Dataset entries on figures
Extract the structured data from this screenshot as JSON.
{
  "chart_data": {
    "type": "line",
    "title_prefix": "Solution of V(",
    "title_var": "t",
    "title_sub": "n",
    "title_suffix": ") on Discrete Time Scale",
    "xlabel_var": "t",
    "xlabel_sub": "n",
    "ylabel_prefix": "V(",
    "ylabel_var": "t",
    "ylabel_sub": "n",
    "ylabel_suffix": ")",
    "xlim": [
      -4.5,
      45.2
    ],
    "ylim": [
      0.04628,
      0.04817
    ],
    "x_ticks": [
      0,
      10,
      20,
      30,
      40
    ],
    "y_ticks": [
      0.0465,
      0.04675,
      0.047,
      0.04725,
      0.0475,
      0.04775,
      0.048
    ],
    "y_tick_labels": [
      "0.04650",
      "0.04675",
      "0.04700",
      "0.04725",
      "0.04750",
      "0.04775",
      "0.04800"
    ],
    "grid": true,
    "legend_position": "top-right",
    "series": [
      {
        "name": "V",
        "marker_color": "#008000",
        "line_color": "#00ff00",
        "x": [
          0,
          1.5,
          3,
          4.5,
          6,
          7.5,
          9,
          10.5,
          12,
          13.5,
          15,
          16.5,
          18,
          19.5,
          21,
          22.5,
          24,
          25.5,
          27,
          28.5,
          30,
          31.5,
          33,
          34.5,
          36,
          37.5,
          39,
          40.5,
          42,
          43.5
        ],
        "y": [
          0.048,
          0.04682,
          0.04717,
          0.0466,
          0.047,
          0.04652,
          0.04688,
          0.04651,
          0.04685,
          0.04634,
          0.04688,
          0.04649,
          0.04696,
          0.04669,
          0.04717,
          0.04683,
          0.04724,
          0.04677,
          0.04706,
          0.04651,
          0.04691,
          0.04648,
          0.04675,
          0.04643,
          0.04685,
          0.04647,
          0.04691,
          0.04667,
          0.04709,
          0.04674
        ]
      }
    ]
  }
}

- [WHAT IS REQUIRED]
From the records above, extract each line exactly as shown.

- [REPLY]
Extract the structured data from this screenshot as JSON.
{
  "chart_data": {
    "type": "line",
    "title_prefix": "Solution of V(",
    "title_var": "t",
    "title_sub": "n",
    "title_suffix": ") on Discrete Time Scale",
    "xlabel_var": "t",
    "xlabel_sub": "n",
    "ylabel_prefix": "V(",
    "ylabel_var": "t",
    "ylabel_sub": "n",
    "ylabel_suffix": ")",
    "xlim": [
      -4.5,
      45.2
    ],
    "ylim": [
      0.04628,
      0.04817
    ],
    "x_ticks": [
      0,
      10,
      20,
      30,
      40
    ],
    "y_ticks": [
      0.0465,
      0.04675,
      0.047,
      0.04725,
      0.0475,
      0.04775,
      0.048
    ],
    "y_tick_labels": [
      "0.04650",
      "0.04675",
      "0.04700",
      "0.04725",
      "0.04750",
      "0.04775",
      "0.04800"
    ],
    "grid": true,
    "legend_position": "top-right",
    "series": [
      {
        "name": "V",
        "marker_color": "#008000",
        "line_color": "#00ff00",
        "x": [
          0,
          1.5,
          3,
          4.5,
          6,
          7.5,
          9,
          10.5,
          12,
          13.5,
          15,
          16.5,
          18,
          19.5,
          21,
          22.5,
          24,
          25.5,
          27,
          28.5,
          30,
          31.5,
          33,
          34.5,
          36,
          37.5,
          39,
          40.5,
          42,
          43.5
        ],
        "y": [
          0.048,
          0.04682,
          0.04717,
          0.0466,
          0.047,
          0.04652,
          0.04688,
          0.04651,
          0.04685,
          0.04634,
          0.04688,
          0.04649,
          0.04696,
          0.04669,
          0.04717,
          0.04683,
          0.04724,
          0.04677,
          0.04706,
          0.04651,
          0.04691,
          0.04648,
          0.04675,
          0.04643,
          0.04685,
          0.04647,
          0.04691,
          0.04667,
          0.04709,
          0.04674
        ]
      }
    ]
  }
}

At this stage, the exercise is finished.